OBJECTIVE: Reproduce all of the records exactly.

GIVEN RECORDS:

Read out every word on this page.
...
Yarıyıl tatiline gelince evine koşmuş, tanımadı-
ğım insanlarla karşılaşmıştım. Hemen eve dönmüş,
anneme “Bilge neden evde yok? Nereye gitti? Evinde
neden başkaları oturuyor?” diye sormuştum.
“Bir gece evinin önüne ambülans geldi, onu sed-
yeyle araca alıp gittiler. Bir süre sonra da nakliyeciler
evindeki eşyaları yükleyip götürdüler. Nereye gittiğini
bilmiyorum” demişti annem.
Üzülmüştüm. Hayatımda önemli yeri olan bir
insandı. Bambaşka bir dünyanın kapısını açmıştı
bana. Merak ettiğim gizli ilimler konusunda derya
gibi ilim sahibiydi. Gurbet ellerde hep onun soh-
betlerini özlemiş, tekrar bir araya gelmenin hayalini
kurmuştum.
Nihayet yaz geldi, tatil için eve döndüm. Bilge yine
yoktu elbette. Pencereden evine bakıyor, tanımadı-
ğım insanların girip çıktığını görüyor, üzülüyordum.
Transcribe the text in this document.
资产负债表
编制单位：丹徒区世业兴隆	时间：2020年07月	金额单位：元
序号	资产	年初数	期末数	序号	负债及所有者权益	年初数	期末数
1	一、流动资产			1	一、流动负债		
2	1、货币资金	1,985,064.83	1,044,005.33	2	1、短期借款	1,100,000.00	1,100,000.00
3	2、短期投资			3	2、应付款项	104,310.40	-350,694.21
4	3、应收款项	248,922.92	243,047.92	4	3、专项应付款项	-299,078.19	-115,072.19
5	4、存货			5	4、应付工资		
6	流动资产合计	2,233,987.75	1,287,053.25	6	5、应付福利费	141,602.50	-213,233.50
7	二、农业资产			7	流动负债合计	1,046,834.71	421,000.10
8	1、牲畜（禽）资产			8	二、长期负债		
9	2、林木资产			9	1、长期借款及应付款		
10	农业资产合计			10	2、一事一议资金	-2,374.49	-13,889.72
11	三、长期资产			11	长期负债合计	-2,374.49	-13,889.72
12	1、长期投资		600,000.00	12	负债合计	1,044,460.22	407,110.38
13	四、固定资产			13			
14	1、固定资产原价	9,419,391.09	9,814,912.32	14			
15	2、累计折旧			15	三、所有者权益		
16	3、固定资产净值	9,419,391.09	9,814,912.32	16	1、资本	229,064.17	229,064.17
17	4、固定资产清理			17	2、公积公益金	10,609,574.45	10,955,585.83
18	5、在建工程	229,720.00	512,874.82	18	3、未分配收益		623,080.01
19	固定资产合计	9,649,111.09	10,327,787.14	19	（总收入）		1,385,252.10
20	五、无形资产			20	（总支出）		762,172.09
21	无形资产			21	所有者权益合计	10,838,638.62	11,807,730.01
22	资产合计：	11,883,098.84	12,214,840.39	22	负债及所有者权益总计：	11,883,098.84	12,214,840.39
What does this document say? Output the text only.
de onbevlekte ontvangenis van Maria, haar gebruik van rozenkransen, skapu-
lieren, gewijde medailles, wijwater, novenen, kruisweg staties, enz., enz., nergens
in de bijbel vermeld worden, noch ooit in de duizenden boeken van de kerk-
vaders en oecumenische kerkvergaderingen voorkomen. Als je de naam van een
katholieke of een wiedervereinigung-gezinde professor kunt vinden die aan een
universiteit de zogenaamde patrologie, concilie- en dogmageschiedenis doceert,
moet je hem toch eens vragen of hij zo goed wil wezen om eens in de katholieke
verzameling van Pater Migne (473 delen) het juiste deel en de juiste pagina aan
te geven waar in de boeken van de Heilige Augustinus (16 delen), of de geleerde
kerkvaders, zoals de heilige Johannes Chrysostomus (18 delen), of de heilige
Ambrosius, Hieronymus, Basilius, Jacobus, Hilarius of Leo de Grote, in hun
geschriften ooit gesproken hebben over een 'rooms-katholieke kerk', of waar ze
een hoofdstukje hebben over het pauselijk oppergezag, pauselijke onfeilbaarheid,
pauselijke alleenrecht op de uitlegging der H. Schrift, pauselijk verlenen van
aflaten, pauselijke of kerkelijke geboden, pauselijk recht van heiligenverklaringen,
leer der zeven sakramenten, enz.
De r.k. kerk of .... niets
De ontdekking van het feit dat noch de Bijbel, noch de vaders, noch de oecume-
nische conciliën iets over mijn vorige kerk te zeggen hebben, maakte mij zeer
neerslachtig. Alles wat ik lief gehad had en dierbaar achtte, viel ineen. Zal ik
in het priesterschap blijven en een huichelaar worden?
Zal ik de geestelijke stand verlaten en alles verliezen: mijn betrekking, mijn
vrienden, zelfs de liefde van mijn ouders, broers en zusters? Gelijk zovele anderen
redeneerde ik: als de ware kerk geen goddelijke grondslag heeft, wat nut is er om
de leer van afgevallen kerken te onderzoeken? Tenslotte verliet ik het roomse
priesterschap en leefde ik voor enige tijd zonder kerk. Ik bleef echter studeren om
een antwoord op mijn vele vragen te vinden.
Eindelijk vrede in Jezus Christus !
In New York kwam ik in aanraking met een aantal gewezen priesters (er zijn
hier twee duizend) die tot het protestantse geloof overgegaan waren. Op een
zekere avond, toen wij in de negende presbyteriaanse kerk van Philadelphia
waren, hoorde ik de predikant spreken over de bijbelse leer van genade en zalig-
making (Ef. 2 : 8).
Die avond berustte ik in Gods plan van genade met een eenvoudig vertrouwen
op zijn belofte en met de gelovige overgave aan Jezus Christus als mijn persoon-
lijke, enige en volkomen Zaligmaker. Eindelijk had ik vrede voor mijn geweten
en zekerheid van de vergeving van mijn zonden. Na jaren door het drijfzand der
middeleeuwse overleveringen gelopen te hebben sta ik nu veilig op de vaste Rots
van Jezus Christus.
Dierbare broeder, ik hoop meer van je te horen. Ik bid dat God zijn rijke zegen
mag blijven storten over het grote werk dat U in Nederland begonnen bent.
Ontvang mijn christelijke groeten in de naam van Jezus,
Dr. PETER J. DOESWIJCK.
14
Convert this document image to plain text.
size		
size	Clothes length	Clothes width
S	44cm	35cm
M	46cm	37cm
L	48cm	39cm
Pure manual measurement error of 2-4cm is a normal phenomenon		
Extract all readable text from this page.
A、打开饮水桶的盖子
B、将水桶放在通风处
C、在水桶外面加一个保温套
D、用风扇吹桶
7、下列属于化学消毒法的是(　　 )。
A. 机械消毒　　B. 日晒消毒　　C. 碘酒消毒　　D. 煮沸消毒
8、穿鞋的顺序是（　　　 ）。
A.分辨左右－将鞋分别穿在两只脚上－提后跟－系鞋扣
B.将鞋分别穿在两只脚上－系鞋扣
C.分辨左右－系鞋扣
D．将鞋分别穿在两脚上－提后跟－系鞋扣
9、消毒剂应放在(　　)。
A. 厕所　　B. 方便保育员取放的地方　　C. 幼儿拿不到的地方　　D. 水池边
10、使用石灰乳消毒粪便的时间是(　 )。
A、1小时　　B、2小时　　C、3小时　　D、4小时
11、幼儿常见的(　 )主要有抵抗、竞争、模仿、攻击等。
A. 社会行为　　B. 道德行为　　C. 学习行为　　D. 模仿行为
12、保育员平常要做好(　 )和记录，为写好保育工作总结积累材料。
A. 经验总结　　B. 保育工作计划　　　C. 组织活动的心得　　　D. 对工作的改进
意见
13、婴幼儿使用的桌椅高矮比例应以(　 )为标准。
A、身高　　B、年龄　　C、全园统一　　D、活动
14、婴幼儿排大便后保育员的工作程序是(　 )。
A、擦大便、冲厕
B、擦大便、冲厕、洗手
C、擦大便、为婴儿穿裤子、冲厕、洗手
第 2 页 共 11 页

OUTPUT OF THE TASK:
Read out every word on this page.
...
Yarıyıl tatiline gelince evine koşmuş, tanımadı-
ğım insanlarla karşılaşmıştım. Hemen eve dönmüş,
anneme “Bilge neden evde yok? Nereye gitti? Evinde
neden başkaları oturuyor?” diye sormuştum.
“Bir gece evinin önüne ambülans geldi, onu sed-
yeyle araca alıp gittiler. Bir süre sonra da nakliyeciler
evindeki eşyaları yükleyip götürdüler. Nereye gittiğini
bilmiyorum” demişti annem.
Üzülmüştüm. Hayatımda önemli yeri olan bir
insandı. Bambaşka bir dünyanın kapısını açmıştı
bana. Merak ettiğim gizli ilimler konusunda derya
gibi ilim sahibiydi. Gurbet ellerde hep onun soh-
betlerini özlemiş, tekrar bir araya gelmenin hayalini
kurmuştum.
Nihayet yaz geldi, tatil için eve döndüm. Bilge yine
yoktu elbette. Pencereden evine bakıyor, tanımadı-
ğım insanların girip çıktığını görüyor, üzülüyordum.
Transcribe the text in this document.
资产负债表
编制单位：丹徒区世业兴隆	时间：2020年07月	金额单位：元
序号	资产	年初数	期末数	序号	负债及所有者权益	年初数	期末数
1	一、流动资产			1	一、流动负债		
2	1、货币资金	1,985,064.83	1,044,005.33	2	1、短期借款	1,100,000.00	1,100,000.00
3	2、短期投资			3	2、应付款项	104,310.40	-350,694.21
4	3、应收款项	248,922.92	243,047.92	4	3、专项应付款项	-299,078.19	-115,072.19
5	4、存货			5	4、应付工资		
6	流动资产合计	2,233,987.75	1,287,053.25	6	5、应付福利费	141,602.50	-213,233.50
7	二、农业资产			7	流动负债合计	1,046,834.71	421,000.10
8	1、牲畜（禽）资产			8	二、长期负债		
9	2、林木资产			9	1、长期借款及应付款		
10	农业资产合计			10	2、一事一议资金	-2,374.49	-13,889.72
11	三、长期资产			11	长期负债合计	-2,374.49	-13,889.72
12	1、长期投资		600,000.00	12	负债合计	1,044,460.22	407,110.38
13	四、固定资产			13			
14	1、固定资产原价	9,419,391.09	9,814,912.32	14			
15	2、累计折旧			15	三、所有者权益		
16	3、固定资产净值	9,419,391.09	9,814,912.32	16	1、资本	229,064.17	229,064.17
17	4、固定资产清理			17	2、公积公益金	10,609,574.45	10,955,585.83
18	5、在建工程	229,720.00	512,874.82	18	3、未分配收益		623,080.01
19	固定资产合计	9,649,111.09	10,327,787.14	19	（总收入）		1,385,252.10
20	五、无形资产			20	（总支出）		762,172.09
21	无形资产			21	所有者权益合计	10,838,638.62	11,807,730.01
22	资产合计：	11,883,098.84	12,214,840.39	22	负债及所有者权益总计：	11,883,098.84	12,214,840.39
What does this document say? Output the text only.
de onbevlekte ontvangenis van Maria, haar gebruik van rozenkransen, skapu-
lieren, gewijde medailles, wijwater, novenen, kruisweg staties, enz., enz., nergens
in de bijbel vermeld worden, noch ooit in de duizenden boeken van de kerk-
vaders en oecumenische kerkvergaderingen voorkomen. Als je de naam van een
katholieke of een wiedervereinigung-gezinde professor kunt vinden die aan een
universiteit de zogenaamde patrologie, concilie- en dogmageschiedenis doceert,
moet je hem toch eens vragen of hij zo goed wil wezen om eens in de katholieke
verzameling van Pater Migne (473 delen) het juiste deel en de juiste pagina aan
te geven waar in de boeken van de Heilige Augustinus (16 delen), of de geleerde
kerkvaders, zoals de heilige Johannes Chrysostomus (18 delen), of de heilige
Ambrosius, Hieronymus, Basilius, Jacobus, Hilarius of Leo de Grote, in hun
geschriften ooit gesproken hebben over een 'rooms-katholieke kerk', of waar ze
een hoofdstukje hebben over het pauselijk oppergezag, pauselijke onfeilbaarheid,
pauselijke alleenrecht op de uitlegging der H. Schrift, pauselijk verlenen van
aflaten, pauselijke of kerkelijke geboden, pauselijk recht van heiligenverklaringen,
leer der zeven sakramenten, enz.
De r.k. kerk of .... niets
De ontdekking van het feit dat noch de Bijbel, noch de vaders, noch de oecume-
nische conciliën iets over mijn vorige kerk te zeggen hebben, maakte mij zeer
neerslachtig. Alles wat ik lief gehad had en dierbaar achtte, viel ineen. Zal ik
in het priesterschap blijven en een huichelaar worden?
Zal ik de geestelijke stand verlaten en alles verliezen: mijn betrekking, mijn
vrienden, zelfs de liefde van mijn ouders, broers en zusters? Gelijk zovele anderen
redeneerde ik: als de ware kerk geen goddelijke grondslag heeft, wat nut is er om
de leer van afgevallen kerken te onderzoeken? Tenslotte verliet ik het roomse
priesterschap en leefde ik voor enige tijd zonder kerk. Ik bleef echter studeren om
een antwoord op mijn vele vragen te vinden.
Eindelijk vrede in Jezus Christus !
In New York kwam ik in aanraking met een aantal gewezen priesters (er zijn
hier twee duizend) die tot het protestantse geloof overgegaan waren. Op een
zekere avond, toen wij in de negende presbyteriaanse kerk van Philadelphia
waren, hoorde ik de predikant spreken over de bijbelse leer van genade en zalig-
making (Ef. 2 : 8).
Die avond berustte ik in Gods plan van genade met een eenvoudig vertrouwen
op zijn belofte en met de gelovige overgave aan Jezus Christus als mijn persoon-
lijke, enige en volkomen Zaligmaker. Eindelijk had ik vrede voor mijn geweten
en zekerheid van de vergeving van mijn zonden. Na jaren door het drijfzand der
middeleeuwse overleveringen gelopen te hebben sta ik nu veilig op de vaste Rots
van Jezus Christus.
Dierbare broeder, ik hoop meer van je te horen. Ik bid dat God zijn rijke zegen
mag blijven storten over het grote werk dat U in Nederland begonnen bent.
Ontvang mijn christelijke groeten in de naam van Jezus,
Dr. PETER J. DOESWIJCK.
14
Convert this document image to plain text.
size		
size	Clothes length	Clothes width
S	44cm	35cm
M	46cm	37cm
L	48cm	39cm
Pure manual measurement error of 2-4cm is a normal phenomenon		
Extract all readable text from this page.
A、打开饮水桶的盖子
B、将水桶放在通风处
C、在水桶外面加一个保温套
D、用风扇吹桶
7、下列属于化学消毒法的是(　　 )。
A. 机械消毒　　B. 日晒消毒　　C. 碘酒消毒　　D. 煮沸消毒
8、穿鞋的顺序是（　　　 ）。
A.分辨左右－将鞋分别穿在两只脚上－提后跟－系鞋扣
B.将鞋分别穿在两只脚上－系鞋扣
C.分辨左右－系鞋扣
D．将鞋分别穿在两脚上－提后跟－系鞋扣
9、消毒剂应放在(　　)。
A. 厕所　　B. 方便保育员取放的地方　　C. 幼儿拿不到的地方　　D. 水池边
10、使用石灰乳消毒粪便的时间是(　 )。
A、1小时　　B、2小时　　C、3小时　　D、4小时
11、幼儿常见的(　 )主要有抵抗、竞争、模仿、攻击等。
A. 社会行为　　B. 道德行为　　C. 学习行为　　D. 模仿行为
12、保育员平常要做好(　 )和记录，为写好保育工作总结积累材料。
A. 经验总结　　B. 保育工作计划　　　C. 组织活动的心得　　　D. 对工作的改进
意见
13、婴幼儿使用的桌椅高矮比例应以(　 )为标准。
A、身高　　B、年龄　　C、全园统一　　D、活动
14、婴幼儿排大便后保育员的工作程序是(　 )。
A、擦大便、冲厕
B、擦大便、冲厕、洗手
C、擦大便、为婴儿穿裤子、冲厕、洗手
第 2 页 共 11 页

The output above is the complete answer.